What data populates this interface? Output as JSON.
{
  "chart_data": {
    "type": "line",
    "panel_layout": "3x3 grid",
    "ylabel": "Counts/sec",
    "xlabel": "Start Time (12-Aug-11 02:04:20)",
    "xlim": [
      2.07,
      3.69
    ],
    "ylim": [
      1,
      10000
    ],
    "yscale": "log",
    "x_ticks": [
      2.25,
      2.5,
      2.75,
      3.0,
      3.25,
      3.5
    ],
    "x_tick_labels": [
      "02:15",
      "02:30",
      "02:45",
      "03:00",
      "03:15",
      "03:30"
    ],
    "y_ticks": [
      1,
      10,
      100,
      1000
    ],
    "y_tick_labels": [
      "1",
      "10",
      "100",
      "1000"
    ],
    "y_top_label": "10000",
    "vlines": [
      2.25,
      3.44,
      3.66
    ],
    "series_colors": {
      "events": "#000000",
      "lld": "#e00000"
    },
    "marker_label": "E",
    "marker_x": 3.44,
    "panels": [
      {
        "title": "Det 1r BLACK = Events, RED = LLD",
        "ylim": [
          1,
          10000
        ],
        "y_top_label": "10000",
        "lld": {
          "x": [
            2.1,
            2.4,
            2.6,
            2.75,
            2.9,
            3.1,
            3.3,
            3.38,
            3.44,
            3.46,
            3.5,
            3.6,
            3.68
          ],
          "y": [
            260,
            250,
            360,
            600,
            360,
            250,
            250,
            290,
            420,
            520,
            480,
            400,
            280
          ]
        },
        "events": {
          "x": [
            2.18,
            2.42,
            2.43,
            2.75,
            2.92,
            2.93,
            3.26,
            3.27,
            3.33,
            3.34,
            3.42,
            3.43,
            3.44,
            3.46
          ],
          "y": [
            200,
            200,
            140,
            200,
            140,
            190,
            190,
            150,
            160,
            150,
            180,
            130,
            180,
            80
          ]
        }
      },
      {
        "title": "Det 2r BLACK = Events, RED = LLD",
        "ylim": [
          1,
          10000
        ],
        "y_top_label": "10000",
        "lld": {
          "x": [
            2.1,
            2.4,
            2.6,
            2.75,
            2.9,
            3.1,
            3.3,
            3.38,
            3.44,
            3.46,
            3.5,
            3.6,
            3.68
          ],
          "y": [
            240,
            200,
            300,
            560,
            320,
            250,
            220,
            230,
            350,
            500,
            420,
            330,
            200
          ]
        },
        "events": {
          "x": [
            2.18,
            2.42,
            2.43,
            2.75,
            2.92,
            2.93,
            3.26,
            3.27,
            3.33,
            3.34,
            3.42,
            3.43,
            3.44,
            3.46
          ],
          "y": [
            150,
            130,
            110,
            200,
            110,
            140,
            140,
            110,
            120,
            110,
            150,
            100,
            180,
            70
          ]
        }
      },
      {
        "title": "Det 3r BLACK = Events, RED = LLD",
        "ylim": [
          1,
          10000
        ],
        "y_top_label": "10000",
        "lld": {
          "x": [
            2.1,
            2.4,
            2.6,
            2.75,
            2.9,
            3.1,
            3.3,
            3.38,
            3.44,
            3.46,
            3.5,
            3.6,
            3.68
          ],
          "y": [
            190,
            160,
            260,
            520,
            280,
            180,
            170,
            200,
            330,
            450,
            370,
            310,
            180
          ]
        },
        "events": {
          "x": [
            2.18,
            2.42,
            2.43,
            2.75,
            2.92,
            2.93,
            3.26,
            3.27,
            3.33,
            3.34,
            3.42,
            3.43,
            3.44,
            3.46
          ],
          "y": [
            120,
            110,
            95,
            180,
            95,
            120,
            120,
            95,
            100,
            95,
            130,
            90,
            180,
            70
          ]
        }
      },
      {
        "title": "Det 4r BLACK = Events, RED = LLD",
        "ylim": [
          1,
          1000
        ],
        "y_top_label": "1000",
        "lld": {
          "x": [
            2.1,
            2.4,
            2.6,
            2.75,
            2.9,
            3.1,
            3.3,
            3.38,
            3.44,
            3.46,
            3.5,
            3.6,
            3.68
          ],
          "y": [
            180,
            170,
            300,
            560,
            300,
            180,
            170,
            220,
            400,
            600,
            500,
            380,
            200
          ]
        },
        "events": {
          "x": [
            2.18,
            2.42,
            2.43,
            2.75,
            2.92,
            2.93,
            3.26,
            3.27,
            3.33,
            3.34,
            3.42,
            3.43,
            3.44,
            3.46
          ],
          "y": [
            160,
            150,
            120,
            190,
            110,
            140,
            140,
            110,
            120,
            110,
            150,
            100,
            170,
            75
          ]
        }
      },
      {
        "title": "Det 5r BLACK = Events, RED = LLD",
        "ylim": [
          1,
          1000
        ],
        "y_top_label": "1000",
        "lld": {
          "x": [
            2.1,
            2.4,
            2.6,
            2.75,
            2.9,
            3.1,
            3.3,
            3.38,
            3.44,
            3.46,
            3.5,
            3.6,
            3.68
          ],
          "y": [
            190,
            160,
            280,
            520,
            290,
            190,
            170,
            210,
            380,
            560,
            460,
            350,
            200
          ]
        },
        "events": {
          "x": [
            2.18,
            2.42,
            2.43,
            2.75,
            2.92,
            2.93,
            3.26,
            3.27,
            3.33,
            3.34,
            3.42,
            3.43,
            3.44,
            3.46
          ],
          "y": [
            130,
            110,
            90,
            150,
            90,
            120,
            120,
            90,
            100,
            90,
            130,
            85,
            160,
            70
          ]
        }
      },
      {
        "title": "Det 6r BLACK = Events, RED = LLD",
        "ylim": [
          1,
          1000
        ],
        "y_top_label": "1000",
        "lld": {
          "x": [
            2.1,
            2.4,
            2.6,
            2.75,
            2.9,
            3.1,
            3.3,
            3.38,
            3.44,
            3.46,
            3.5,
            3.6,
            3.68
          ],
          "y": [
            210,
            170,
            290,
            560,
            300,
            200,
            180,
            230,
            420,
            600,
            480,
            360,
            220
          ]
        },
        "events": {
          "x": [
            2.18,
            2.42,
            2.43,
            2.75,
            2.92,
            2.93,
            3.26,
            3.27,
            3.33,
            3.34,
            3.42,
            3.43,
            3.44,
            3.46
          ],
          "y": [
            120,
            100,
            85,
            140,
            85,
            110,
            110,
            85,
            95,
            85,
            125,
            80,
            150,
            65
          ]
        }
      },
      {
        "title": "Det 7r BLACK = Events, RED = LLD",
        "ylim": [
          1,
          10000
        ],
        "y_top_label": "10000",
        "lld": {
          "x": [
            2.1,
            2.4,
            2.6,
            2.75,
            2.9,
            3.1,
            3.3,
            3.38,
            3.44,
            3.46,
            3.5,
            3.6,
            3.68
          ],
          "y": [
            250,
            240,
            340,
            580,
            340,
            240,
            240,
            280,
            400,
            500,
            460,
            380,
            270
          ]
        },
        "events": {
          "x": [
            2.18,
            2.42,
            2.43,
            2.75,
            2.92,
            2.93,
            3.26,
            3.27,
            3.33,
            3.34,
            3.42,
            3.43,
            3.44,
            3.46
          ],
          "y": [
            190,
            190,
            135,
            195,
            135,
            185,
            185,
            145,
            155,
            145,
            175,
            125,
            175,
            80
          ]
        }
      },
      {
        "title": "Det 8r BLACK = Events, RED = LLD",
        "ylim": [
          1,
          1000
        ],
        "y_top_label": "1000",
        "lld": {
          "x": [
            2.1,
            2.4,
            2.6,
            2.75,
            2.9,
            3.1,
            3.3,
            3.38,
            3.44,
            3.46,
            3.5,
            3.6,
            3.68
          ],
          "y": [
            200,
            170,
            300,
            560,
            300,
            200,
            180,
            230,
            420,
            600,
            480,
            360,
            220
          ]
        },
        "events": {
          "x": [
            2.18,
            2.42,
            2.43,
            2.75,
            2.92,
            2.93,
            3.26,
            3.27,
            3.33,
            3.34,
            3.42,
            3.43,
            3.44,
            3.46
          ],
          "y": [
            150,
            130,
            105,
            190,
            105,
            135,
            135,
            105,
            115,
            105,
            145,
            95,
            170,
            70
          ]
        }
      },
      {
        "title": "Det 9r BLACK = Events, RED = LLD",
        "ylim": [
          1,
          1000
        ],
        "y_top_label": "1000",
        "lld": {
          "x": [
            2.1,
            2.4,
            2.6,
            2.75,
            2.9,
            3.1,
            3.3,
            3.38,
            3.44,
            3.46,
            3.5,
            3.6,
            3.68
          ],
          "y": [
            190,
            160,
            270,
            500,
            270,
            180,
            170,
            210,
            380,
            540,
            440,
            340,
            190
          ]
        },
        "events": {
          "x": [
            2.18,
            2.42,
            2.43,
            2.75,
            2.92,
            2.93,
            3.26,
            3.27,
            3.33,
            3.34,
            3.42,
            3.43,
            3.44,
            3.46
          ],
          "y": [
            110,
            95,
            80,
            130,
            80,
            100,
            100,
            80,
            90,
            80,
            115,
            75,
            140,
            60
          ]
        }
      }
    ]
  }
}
- - -
#### What needs to be done:
Pull every line containing "BLACK" from the data.

#### Written response:
        "title": "Det 1r BLACK = Events, RED = LLD",
        "title": "Det 2r BLACK = Events, RED = LLD",
        "title": "Det 3r BLACK = Events, RED = LLD",
        "title": "Det 4r BLACK = Events, RED = LLD",
        "title": "Det 5r BLACK = Events, RED = LLD",
        "title": "Det 6r BLACK = Events, RED = LLD",
        "title": "Det 7r BLACK = Events, RED = LLD",
        "title": "Det 8r BLACK = Events, RED = LLD",
        "title": "Det 9r BLACK = Events, RED = LLD",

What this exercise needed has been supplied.